[Instruction] In the court opinion below, what does the Plan's store closure provision say Guardsman will give the buyer if the original store has closed?

[Passage given]
== == ==
Law Offices of Lawrence Katz, Cedarhurst (Lawrence Katz of counsel), for appellants.
Schiff Hardin LLP, New York City (David Jacoby of counsel), and Schiff Hardin LLP, Chicago, Illinois (Paula J. Morency, Aphrodite Kokolis and Jeannice D. Williams of counsel), for respondent.
The United States Court of Appeals for the Second Circuit has asked us to resolve two questions regarding General Business Law § 395-a, which (with certain exceptions) forbids the
termination before expiration of any " maintenance agreement covering parts and/or service" (general business law § 395-A  ). we hold that general business law § 395-a does not make contract clauses that contradict its terms null and void; and that violation of section 395-a alone does not give rise to a [991 N.E.2d 191] [969 N.Y.S.2d 417] cause of action under General Business Law § 349.
Plaintiffs Lori Schlessinger and Brenda Pianko purchased furniture from the Fortunoff Department Store. Each of them also bought from Fortunoff, along with the furniture, the " Guardsman Elite 5 Year Furniture Protection Plan" (the Plan). The Plan is a contract in which defendant Valspar Corporation, through its Guardsman business unit, agreed that, if the furniture became stained or damaged during the contract period, it would " perform one or more" of a number of services— ranging from advice on stain removal to replacement of the furniture— or would arrange a store credit or offer a financial settlement. The Plan contains what plaintiffs call the " store closure provision," which stipulates that
" [i]f the particular store location where you originally purchased your furniture ... has closed, no longer carries Guardsman as a supplier, changed ownership, or has stopped selling new furniture since your purchase, Guardsman will give you a refund of the original purchase price of this Protection Plan."
== == ==
[Data listing]
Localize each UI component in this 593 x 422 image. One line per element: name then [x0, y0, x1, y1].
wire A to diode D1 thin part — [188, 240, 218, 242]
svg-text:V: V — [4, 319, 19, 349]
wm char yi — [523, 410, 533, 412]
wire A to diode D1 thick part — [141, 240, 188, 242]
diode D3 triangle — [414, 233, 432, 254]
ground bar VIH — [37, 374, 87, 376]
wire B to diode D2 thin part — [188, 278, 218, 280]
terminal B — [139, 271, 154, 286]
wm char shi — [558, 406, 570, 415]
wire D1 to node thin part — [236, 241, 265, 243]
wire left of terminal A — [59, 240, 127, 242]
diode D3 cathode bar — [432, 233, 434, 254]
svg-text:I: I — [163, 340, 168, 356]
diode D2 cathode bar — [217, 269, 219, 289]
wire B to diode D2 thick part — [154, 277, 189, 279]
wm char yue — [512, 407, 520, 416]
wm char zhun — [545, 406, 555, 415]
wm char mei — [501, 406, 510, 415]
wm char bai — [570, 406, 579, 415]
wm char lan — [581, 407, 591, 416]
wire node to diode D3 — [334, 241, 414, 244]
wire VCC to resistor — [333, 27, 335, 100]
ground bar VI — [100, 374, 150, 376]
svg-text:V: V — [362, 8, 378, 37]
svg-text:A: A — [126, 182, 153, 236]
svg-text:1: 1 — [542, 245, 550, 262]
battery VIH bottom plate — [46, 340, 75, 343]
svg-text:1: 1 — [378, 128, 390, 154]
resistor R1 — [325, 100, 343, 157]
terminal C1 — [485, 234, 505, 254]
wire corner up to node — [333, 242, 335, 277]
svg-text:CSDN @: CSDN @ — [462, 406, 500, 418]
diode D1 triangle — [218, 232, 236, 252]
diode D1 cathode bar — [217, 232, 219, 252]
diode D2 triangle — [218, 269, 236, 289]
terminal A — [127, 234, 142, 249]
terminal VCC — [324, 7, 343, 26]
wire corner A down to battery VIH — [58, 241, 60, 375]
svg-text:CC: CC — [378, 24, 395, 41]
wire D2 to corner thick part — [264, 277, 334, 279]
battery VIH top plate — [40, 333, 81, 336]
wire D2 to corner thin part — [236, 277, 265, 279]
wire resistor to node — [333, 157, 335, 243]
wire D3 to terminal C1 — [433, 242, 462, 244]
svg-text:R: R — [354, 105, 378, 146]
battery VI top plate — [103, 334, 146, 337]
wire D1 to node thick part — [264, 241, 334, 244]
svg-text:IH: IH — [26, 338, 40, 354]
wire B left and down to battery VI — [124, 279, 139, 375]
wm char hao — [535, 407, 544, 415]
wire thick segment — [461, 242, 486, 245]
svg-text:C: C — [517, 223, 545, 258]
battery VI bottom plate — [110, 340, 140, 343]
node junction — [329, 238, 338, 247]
== == ==
[Solution] A refund of the original purchase price of the Protection Plan.